### Instruction
Copy all the material that follows, keeping every character the same.

### Stored entries
+ + + +

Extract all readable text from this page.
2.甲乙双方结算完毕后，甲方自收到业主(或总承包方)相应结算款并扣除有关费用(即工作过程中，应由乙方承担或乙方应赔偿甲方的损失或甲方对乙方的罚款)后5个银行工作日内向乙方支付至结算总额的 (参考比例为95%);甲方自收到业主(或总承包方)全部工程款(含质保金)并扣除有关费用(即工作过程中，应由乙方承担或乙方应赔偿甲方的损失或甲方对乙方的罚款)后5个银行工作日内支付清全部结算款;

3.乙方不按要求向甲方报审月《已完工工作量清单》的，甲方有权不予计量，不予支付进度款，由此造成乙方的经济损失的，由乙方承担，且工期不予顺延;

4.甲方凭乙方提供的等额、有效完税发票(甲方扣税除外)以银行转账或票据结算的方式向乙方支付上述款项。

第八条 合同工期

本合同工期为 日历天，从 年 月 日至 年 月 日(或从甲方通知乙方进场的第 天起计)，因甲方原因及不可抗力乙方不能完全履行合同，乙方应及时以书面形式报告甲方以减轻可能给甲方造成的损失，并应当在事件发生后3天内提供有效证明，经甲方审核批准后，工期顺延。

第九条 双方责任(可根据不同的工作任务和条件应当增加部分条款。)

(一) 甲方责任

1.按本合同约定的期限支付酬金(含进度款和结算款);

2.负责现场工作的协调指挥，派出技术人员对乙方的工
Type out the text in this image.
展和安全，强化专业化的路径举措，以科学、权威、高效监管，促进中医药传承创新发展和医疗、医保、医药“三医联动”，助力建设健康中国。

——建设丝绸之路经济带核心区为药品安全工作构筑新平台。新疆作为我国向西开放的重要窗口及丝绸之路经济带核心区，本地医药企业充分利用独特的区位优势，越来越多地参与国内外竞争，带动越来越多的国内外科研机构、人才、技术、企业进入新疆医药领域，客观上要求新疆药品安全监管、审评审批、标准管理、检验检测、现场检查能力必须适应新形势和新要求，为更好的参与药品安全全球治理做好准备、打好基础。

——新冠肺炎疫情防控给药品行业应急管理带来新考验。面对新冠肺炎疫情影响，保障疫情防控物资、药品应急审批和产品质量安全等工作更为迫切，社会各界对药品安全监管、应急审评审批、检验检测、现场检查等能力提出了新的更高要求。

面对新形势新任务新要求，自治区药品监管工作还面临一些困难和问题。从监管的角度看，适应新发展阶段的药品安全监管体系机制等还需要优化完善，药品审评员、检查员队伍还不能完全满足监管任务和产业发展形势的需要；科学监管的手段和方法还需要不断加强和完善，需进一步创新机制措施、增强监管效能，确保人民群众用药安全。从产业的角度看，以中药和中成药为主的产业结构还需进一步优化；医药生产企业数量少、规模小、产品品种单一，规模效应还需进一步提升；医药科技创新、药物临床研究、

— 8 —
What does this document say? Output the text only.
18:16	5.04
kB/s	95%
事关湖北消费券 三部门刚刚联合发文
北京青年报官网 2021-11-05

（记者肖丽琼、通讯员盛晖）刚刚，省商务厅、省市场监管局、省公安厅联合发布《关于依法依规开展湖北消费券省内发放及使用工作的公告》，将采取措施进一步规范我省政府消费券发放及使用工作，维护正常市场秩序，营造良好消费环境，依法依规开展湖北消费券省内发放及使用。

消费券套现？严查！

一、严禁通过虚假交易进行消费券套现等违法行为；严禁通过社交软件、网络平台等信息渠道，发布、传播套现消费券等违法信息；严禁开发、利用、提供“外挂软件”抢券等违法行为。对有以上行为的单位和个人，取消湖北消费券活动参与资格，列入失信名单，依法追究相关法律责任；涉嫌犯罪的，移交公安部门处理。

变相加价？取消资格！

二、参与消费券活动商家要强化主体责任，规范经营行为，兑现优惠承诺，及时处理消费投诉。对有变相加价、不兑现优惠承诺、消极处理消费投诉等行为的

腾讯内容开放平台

+ + + +

### Right answer
Extract all readable text from this page.
2.甲乙双方结算完毕后，甲方自收到业主(或总承包方)相应结算款并扣除有关费用(即工作过程中，应由乙方承担或乙方应赔偿甲方的损失或甲方对乙方的罚款)后5个银行工作日内向乙方支付至结算总额的 (参考比例为95%);甲方自收到业主(或总承包方)全部工程款(含质保金)并扣除有关费用(即工作过程中，应由乙方承担或乙方应赔偿甲方的损失或甲方对乙方的罚款)后5个银行工作日内支付清全部结算款;

3.乙方不按要求向甲方报审月《已完工工作量清单》的，甲方有权不予计量，不予支付进度款，由此造成乙方的经济损失的，由乙方承担，且工期不予顺延;

4.甲方凭乙方提供的等额、有效完税发票(甲方扣税除外)以银行转账或票据结算的方式向乙方支付上述款项。

第八条 合同工期

本合同工期为 日历天，从 年 月 日至 年 月 日(或从甲方通知乙方进场的第 天起计)，因甲方原因及不可抗力乙方不能完全履行合同，乙方应及时以书面形式报告甲方以减轻可能给甲方造成的损失，并应当在事件发生后3天内提供有效证明，经甲方审核批准后，工期顺延。

第九条 双方责任(可根据不同的工作任务和条件应当增加部分条款。)

(一) 甲方责任

1.按本合同约定的期限支付酬金(含进度款和结算款);

2.负责现场工作的协调指挥，派出技术人员对乙方的工
Type out the text in this image.
展和安全，强化专业化的路径举措，以科学、权威、高效监管，促进中医药传承创新发展和医疗、医保、医药“三医联动”，助力建设健康中国。

——建设丝绸之路经济带核心区为药品安全工作构筑新平台。新疆作为我国向西开放的重要窗口及丝绸之路经济带核心区，本地医药企业充分利用独特的区位优势，越来越多地参与国内外竞争，带动越来越多的国内外科研机构、人才、技术、企业进入新疆医药领域，客观上要求新疆药品安全监管、审评审批、标准管理、检验检测、现场检查能力必须适应新形势和新要求，为更好的参与药品安全全球治理做好准备、打好基础。

——新冠肺炎疫情防控给药品行业应急管理带来新考验。面对新冠肺炎疫情影响，保障疫情防控物资、药品应急审批和产品质量安全等工作更为迫切，社会各界对药品安全监管、应急审评审批、检验检测、现场检查等能力提出了新的更高要求。

面对新形势新任务新要求，自治区药品监管工作还面临一些困难和问题。从监管的角度看，适应新发展阶段的药品安全监管体系机制等还需要优化完善，药品审评员、检查员队伍还不能完全满足监管任务和产业发展形势的需要；科学监管的手段和方法还需要不断加强和完善，需进一步创新机制措施、增强监管效能，确保人民群众用药安全。从产业的角度看，以中药和中成药为主的产业结构还需进一步优化；医药生产企业数量少、规模小、产品品种单一，规模效应还需进一步提升；医药科技创新、药物临床研究、

— 8 —
What does this document say? Output the text only.
18:16	5.04
kB/s	95%
事关湖北消费券 三部门刚刚联合发文
北京青年报官网 2021-11-05

（记者肖丽琼、通讯员盛晖）刚刚，省商务厅、省市场监管局、省公安厅联合发布《关于依法依规开展湖北消费券省内发放及使用工作的公告》，将采取措施进一步规范我省政府消费券发放及使用工作，维护正常市场秩序，营造良好消费环境，依法依规开展湖北消费券省内发放及使用。

消费券套现？严查！

一、严禁通过虚假交易进行消费券套现等违法行为；严禁通过社交软件、网络平台等信息渠道，发布、传播套现消费券等违法信息；严禁开发、利用、提供“外挂软件”抢券等违法行为。对有以上行为的单位和个人，取消湖北消费券活动参与资格，列入失信名单，依法追究相关法律责任；涉嫌犯罪的，移交公安部门处理。

变相加价？取消资格！

二、参与消费券活动商家要强化主体责任，规范经营行为，兑现优惠承诺，及时处理消费投诉。对有变相加价、不兑现优惠承诺、消极处理消费投诉等行为的

腾讯内容开放平台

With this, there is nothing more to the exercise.